=== Exercise objective ===
Note how many lines in the entries contain the string "ZONE", then give that number and nothing else.

=== Supplied records ===

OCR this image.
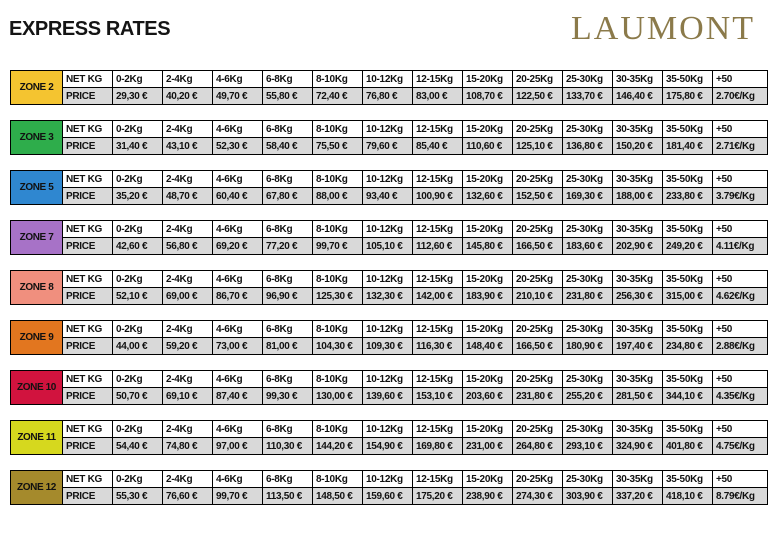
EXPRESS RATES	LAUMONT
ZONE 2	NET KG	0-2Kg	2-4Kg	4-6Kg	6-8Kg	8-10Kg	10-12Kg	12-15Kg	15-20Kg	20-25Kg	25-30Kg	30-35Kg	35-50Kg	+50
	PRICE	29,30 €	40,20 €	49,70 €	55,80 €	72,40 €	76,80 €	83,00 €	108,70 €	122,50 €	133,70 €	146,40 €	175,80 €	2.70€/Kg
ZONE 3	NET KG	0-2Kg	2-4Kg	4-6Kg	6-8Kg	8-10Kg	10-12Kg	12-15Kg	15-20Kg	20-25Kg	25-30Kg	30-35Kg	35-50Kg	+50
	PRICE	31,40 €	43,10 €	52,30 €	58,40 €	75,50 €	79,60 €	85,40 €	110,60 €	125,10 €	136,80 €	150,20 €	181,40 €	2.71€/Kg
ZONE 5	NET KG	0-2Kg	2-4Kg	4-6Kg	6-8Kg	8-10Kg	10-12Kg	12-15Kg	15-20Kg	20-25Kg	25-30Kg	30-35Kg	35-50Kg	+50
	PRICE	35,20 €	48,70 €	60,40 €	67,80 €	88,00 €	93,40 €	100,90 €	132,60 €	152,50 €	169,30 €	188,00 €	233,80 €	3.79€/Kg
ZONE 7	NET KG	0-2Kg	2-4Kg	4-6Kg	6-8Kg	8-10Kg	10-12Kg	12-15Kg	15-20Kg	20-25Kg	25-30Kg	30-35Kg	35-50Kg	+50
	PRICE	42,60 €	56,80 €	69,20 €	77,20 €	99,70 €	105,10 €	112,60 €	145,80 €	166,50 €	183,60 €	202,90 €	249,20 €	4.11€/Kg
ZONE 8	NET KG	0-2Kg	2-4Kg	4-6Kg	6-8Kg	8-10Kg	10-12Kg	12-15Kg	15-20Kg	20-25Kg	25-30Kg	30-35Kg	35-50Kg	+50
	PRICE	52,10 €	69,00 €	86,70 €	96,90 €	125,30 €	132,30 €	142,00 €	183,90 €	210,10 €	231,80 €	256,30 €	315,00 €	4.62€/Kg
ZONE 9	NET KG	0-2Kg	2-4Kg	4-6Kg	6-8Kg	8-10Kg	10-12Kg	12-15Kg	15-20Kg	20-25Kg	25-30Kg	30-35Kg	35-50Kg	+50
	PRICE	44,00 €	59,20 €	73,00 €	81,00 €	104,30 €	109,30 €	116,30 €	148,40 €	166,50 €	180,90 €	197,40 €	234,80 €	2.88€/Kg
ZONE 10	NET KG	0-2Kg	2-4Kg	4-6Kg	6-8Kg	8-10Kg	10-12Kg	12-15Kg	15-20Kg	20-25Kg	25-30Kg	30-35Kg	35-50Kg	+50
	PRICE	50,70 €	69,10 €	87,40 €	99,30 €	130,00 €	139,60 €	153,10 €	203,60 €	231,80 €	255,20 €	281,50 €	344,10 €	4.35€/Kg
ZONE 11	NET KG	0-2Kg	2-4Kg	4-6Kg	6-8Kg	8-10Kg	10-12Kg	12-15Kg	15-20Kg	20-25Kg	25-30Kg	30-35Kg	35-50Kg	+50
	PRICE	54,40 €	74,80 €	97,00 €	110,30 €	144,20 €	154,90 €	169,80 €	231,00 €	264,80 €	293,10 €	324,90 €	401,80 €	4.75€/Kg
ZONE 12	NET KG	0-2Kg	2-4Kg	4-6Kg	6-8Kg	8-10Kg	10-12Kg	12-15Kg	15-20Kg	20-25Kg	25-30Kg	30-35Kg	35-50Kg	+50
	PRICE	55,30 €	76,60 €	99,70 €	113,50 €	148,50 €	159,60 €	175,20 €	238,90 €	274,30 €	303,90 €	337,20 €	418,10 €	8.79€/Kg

--

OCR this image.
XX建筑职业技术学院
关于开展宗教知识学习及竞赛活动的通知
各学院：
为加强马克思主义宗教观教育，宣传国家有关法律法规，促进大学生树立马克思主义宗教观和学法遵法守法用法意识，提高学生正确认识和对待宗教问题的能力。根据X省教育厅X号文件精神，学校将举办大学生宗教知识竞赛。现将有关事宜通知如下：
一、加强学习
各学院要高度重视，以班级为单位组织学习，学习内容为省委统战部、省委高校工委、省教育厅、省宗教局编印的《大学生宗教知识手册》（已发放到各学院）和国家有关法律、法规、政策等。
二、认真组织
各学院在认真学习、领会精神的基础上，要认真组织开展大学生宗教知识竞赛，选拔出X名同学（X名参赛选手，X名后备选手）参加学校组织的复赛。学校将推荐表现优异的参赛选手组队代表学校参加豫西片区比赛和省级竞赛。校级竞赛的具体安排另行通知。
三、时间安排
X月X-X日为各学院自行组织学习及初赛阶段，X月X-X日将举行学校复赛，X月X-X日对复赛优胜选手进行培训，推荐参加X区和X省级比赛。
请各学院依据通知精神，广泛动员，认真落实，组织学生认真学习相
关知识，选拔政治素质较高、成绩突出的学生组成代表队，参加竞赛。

=== Output for this task ===
9